Aufgabendetails ▸
Gib die Zeilen der folgenden Auflistung unverändert wieder, beginnend mit der ersten Zeile und endend mit der Zeile, die "share-label: 晒战绩 [929,309,1038,350]" enthält.

Auflistungen annotierter Bereiche

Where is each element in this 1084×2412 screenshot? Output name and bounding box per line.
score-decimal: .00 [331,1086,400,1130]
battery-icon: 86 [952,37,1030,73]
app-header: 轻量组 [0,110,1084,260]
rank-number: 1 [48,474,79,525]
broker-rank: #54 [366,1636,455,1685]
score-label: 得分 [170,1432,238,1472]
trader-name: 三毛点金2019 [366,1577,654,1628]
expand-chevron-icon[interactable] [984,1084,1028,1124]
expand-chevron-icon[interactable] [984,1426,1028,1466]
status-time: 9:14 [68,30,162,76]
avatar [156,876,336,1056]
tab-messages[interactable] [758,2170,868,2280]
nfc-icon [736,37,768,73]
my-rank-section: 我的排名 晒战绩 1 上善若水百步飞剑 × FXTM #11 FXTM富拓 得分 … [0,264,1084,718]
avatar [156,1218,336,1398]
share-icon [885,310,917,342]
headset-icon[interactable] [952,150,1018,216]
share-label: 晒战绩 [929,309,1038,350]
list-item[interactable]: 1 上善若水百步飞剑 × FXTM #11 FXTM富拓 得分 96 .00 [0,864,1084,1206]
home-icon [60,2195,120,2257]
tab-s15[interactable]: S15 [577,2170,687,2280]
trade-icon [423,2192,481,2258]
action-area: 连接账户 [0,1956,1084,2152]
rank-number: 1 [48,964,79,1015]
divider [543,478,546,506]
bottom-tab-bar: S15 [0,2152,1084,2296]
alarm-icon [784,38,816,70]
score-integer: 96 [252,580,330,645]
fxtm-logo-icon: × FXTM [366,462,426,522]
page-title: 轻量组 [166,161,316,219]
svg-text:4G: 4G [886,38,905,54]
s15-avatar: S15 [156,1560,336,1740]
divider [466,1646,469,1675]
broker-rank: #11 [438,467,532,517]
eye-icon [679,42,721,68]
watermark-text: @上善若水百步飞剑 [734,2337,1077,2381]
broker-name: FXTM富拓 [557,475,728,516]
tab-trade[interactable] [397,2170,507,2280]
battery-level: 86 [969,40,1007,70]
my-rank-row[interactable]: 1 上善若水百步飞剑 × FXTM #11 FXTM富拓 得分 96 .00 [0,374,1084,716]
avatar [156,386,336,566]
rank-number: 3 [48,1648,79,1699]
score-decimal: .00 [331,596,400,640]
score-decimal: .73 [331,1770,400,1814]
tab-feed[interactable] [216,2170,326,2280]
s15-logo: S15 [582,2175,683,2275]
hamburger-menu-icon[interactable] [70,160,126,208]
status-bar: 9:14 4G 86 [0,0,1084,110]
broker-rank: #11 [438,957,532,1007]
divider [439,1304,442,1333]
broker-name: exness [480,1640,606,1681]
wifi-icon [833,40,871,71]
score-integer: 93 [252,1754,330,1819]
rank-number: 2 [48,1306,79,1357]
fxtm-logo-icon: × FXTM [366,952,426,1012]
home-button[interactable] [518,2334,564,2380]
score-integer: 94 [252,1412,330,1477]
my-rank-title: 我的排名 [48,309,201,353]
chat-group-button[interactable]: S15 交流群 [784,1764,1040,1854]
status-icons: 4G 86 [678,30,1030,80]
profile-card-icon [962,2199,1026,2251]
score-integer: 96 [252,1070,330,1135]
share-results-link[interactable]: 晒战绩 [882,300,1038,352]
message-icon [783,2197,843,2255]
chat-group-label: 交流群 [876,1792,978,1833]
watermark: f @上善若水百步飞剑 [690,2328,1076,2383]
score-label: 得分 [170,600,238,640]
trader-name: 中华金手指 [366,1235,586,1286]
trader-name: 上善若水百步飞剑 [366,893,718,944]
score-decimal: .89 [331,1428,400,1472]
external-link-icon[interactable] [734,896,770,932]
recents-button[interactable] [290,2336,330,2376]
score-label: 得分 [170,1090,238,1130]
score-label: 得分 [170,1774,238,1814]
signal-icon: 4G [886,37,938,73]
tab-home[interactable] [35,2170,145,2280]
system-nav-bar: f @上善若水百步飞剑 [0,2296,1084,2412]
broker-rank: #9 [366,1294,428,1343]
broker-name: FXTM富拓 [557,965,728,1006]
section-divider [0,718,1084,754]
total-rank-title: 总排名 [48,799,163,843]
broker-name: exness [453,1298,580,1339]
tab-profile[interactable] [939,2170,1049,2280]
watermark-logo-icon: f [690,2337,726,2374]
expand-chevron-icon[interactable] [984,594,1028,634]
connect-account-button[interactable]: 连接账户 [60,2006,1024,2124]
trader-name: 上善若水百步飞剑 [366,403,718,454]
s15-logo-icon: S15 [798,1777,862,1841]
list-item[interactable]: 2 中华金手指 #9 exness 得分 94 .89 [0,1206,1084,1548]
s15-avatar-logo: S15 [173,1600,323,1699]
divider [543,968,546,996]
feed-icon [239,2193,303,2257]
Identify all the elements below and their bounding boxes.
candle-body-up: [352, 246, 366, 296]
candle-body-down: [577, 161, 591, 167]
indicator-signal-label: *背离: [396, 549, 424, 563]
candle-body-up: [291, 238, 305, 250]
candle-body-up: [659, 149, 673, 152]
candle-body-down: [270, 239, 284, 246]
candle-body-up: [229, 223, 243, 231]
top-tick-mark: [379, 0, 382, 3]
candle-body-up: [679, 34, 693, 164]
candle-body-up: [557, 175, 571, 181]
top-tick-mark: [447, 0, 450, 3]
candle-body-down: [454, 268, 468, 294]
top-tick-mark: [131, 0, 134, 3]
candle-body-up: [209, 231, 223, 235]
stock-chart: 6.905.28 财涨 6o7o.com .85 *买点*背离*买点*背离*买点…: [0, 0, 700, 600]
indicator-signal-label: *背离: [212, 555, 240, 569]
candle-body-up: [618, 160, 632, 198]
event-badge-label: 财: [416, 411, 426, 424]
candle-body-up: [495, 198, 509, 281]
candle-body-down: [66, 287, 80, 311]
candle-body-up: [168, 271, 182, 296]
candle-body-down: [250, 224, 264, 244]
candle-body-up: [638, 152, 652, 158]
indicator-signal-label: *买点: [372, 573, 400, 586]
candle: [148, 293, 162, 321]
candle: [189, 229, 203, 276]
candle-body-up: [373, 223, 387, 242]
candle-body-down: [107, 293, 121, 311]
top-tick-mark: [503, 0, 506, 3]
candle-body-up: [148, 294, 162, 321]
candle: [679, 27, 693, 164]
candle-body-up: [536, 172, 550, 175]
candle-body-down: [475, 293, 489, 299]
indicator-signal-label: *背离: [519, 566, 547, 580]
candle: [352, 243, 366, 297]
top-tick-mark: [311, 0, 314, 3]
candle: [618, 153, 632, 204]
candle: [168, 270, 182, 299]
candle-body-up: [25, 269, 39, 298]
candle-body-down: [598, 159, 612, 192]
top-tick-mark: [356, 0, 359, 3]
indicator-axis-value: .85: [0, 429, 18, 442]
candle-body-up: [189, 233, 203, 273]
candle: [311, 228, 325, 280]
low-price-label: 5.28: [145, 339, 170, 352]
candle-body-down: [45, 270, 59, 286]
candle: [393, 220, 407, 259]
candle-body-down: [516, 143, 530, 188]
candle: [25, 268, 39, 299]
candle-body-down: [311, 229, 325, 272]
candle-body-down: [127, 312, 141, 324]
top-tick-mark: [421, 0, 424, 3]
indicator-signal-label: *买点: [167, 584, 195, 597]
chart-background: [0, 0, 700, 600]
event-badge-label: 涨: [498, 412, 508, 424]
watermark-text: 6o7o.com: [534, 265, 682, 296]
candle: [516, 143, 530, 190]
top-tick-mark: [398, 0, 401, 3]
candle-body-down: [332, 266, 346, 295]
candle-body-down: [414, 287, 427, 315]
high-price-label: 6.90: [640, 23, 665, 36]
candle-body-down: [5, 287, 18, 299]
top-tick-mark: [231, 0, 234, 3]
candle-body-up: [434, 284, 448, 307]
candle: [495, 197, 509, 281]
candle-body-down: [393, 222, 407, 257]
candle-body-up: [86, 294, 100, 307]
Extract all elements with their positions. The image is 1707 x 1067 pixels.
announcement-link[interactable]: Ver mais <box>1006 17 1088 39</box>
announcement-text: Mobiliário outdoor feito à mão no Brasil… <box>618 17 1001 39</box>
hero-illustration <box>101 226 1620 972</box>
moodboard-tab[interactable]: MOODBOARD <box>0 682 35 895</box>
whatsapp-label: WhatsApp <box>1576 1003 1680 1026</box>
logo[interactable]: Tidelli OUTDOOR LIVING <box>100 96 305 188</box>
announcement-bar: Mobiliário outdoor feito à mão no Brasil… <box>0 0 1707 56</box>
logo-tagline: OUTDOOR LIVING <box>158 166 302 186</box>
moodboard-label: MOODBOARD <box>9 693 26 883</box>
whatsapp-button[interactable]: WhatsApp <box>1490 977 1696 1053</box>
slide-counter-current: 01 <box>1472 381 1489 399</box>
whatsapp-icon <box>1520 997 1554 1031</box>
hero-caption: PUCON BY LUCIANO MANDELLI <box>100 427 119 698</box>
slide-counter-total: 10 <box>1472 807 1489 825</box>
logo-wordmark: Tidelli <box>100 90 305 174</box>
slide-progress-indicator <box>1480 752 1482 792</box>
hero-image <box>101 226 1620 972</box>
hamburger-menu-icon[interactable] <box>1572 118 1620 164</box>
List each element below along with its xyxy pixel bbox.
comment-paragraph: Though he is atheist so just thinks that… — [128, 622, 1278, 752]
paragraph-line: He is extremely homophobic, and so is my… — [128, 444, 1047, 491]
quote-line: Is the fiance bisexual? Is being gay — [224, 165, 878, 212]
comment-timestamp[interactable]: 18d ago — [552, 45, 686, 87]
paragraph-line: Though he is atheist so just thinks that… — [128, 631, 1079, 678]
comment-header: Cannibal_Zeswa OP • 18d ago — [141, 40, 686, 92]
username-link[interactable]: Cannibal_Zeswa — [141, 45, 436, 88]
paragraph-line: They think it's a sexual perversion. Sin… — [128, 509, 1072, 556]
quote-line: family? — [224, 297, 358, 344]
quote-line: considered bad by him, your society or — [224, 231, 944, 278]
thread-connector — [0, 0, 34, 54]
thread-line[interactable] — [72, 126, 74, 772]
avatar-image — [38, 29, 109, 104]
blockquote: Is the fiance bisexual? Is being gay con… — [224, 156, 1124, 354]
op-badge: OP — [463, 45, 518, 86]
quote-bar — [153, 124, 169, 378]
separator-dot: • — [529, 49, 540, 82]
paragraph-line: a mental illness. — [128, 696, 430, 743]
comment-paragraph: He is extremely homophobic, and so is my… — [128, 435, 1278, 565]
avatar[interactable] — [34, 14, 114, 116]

Das Ergebnis ▸
Where is each element in this 1084×2412 screenshot? Output name and bounding box per line.
score-decimal: .00 [331,1086,400,1130]
battery-icon: 86 [952,37,1030,73]
app-header: 轻量组 [0,110,1084,260]
rank-number: 1 [48,474,79,525]
broker-rank: #54 [366,1636,455,1685]
score-label: 得分 [170,1432,238,1472]
trader-name: 三毛点金2019 [366,1577,654,1628]
expand-chevron-icon[interactable] [984,1084,1028,1124]
expand-chevron-icon[interactable] [984,1426,1028,1466]
status-time: 9:14 [68,30,162,76]
avatar [156,876,336,1056]
tab-messages[interactable] [758,2170,868,2280]
nfc-icon [736,37,768,73]
my-rank-section: 我的排名 晒战绩 1 上善若水百步飞剑 × FXTM #11 FXTM富拓 得分 … [0,264,1084,718]
avatar [156,1218,336,1398]
share-icon [885,310,917,342]
headset-icon[interactable] [952,150,1018,216]
share-label: 晒战绩 [929,309,1038,350]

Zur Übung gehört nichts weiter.